══ Data lines ══

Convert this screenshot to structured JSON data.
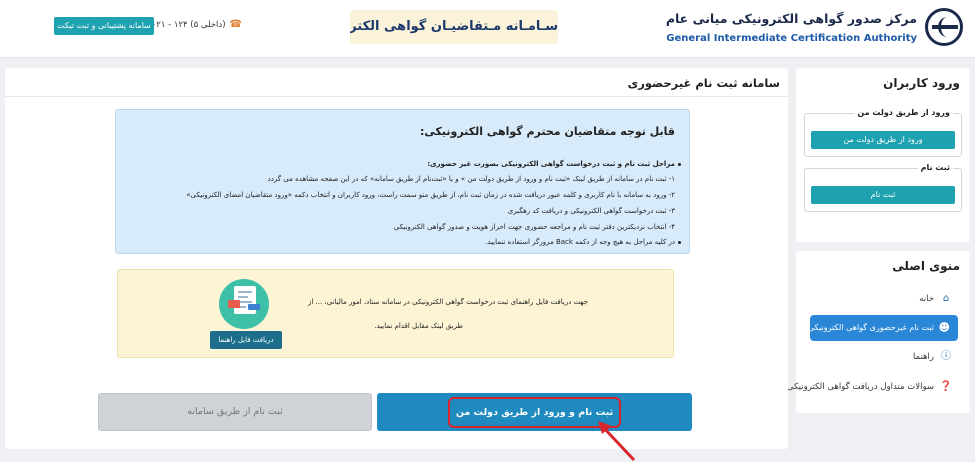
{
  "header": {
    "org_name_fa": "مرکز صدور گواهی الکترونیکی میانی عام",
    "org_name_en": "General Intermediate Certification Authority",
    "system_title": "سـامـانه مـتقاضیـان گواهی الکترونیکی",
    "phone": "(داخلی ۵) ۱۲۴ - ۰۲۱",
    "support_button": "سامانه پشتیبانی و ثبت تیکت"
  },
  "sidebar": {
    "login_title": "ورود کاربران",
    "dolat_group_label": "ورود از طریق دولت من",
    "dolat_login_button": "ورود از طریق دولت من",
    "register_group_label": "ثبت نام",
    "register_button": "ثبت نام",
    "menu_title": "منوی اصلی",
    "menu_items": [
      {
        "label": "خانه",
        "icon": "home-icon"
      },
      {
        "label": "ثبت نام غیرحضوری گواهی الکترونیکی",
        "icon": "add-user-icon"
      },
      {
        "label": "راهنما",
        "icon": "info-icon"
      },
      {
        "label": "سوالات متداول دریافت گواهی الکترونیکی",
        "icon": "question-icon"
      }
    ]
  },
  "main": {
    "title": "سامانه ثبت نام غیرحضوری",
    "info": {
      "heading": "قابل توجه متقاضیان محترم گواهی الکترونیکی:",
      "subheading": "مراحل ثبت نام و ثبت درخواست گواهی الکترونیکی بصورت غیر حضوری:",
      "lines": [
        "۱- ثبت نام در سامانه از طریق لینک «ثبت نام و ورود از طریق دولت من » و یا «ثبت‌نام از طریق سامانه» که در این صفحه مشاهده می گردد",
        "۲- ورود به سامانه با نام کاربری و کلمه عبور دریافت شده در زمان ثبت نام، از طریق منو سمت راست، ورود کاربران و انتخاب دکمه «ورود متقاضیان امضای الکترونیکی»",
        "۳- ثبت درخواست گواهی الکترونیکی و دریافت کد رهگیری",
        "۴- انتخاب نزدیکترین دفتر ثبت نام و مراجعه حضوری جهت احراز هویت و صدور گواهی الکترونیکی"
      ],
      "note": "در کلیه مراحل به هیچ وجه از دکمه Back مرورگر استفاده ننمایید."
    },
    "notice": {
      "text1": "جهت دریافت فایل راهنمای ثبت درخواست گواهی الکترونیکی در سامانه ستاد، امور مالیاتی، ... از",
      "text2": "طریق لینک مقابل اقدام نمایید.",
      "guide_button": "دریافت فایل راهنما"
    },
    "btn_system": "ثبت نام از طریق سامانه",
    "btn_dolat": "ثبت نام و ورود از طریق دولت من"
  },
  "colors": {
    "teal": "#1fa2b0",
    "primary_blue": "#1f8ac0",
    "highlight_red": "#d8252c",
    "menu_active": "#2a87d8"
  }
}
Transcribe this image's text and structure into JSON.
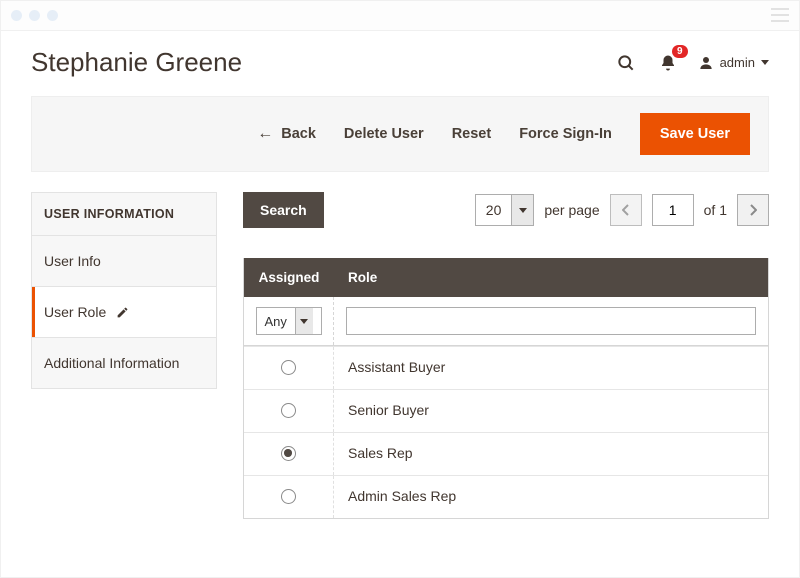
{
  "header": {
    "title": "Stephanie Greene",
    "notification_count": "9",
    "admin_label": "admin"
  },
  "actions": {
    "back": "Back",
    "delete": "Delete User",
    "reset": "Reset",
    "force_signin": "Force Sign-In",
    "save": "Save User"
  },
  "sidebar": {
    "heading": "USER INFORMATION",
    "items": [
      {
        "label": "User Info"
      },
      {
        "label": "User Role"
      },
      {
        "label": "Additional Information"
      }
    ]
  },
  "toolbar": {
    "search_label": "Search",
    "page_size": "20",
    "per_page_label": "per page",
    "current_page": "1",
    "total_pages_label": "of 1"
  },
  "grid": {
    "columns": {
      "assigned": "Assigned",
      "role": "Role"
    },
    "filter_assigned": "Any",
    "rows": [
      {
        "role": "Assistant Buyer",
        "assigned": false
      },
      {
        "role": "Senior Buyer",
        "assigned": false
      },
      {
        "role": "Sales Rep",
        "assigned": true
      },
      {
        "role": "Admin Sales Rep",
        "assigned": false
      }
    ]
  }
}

═══

◆ **Exercise**
Can the entries above be repeated exactly, without their pictures?

◆ **Full response**
Convert this screenshot to structured JSON data.
{
  "header": {
    "org_name_fa": "مرکز صدور گواهی الکترونیکی میانی عام",
    "org_name_en": "General Intermediate Certification Authority",
    "system_title": "سـامـانه مـتقاضیـان گواهی الکترونیکی",
    "phone": "(داخلی ۵) ۱۲۴ - ۰۲۱",
    "support_button": "سامانه پشتیبانی و ثبت تیکت"
  },
  "sidebar": {
    "login_title": "ورود کاربران",
    "dolat_group_label": "ورود از طریق دولت من",
    "dolat_login_button": "ورود از طریق دولت من",
    "register_group_label": "ثبت نام",
    "register_button": "ثبت نام",
    "menu_title": "منوی اصلی",
    "menu_items": [
      {
        "label": "خانه",
        "icon": "home-icon"
      },
      {
        "label": "ثبت نام غیرحضوری گواهی الکترونیکی",
        "icon": "add-user-icon"
      },
      {
        "label": "راهنما",
        "icon": "info-icon"
      },
      {
        "label": "سوالات متداول دریافت گواهی الکترونیکی",
        "icon": "question-icon"
      }
    ]
  },
  "main": {
    "title": "سامانه ثبت نام غیرحضوری",
    "info": {
      "heading": "قابل توجه متقاضیان محترم گواهی الکترونیکی:",
      "subheading": "مراحل ثبت نام و ثبت درخواست گواهی الکترونیکی بصورت غیر حضوری:",
      "lines": [
        "۱- ثبت نام در سامانه از طریق لینک «ثبت نام و ورود از طریق دولت من » و یا «ثبت‌نام از طریق سامانه» که در این صفحه مشاهده می گردد",
        "۲- ورود به سامانه با نام کاربری و کلمه عبور دریافت شده در زمان ثبت نام، از طریق منو سمت راست، ورود کاربران و انتخاب دکمه «ورود متقاضیان امضای الکترونیکی»",
        "۳- ثبت درخواست گواهی الکترونیکی و دریافت کد رهگیری",
        "۴- انتخاب نزدیکترین دفتر ثبت نام و مراجعه حضوری جهت احراز هویت و صدور گواهی الکترونیکی"
      ],
      "note": "در کلیه مراحل به هیچ وجه از دکمه Back مرورگر استفاده ننمایید."
    },
    "notice": {
      "text1": "جهت دریافت فایل راهنمای ثبت درخواست گواهی الکترونیکی در سامانه ستاد، امور مالیاتی، ... از",
      "text2": "طریق لینک مقابل اقدام نمایید.",
      "guide_button": "دریافت فایل راهنما"
    },
    "btn_system": "ثبت نام از طریق سامانه",
    "btn_dolat": "ثبت نام و ورود از طریق دولت من"
  },
  "colors": {
    "teal": "#1fa2b0",
    "primary_blue": "#1f8ac0",
    "highlight_red": "#d8252c",
    "menu_active": "#2a87d8"
  }
}
Transcribe this image's text and structure into JSON.
{
  "header": {
    "title": "Stephanie Greene",
    "notification_count": "9",
    "admin_label": "admin"
  },
  "actions": {
    "back": "Back",
    "delete": "Delete User",
    "reset": "Reset",
    "force_signin": "Force Sign-In",
    "save": "Save User"
  },
  "sidebar": {
    "heading": "USER INFORMATION",
    "items": [
      {
        "label": "User Info"
      },
      {
        "label": "User Role"
      },
      {
        "label": "Additional Information"
      }
    ]
  },
  "toolbar": {
    "search_label": "Search",
    "page_size": "20",
    "per_page_label": "per page",
    "current_page": "1",
    "total_pages_label": "of 1"
  },
  "grid": {
    "columns": {
      "assigned": "Assigned",
      "role": "Role"
    },
    "filter_assigned": "Any",
    "rows": [
      {
        "role": "Assistant Buyer",
        "assigned": false
      },
      {
        "role": "Senior Buyer",
        "assigned": false
      },
      {
        "role": "Sales Rep",
        "assigned": true
      },
      {
        "role": "Admin Sales Rep",
        "assigned": false
      }
    ]
  }
}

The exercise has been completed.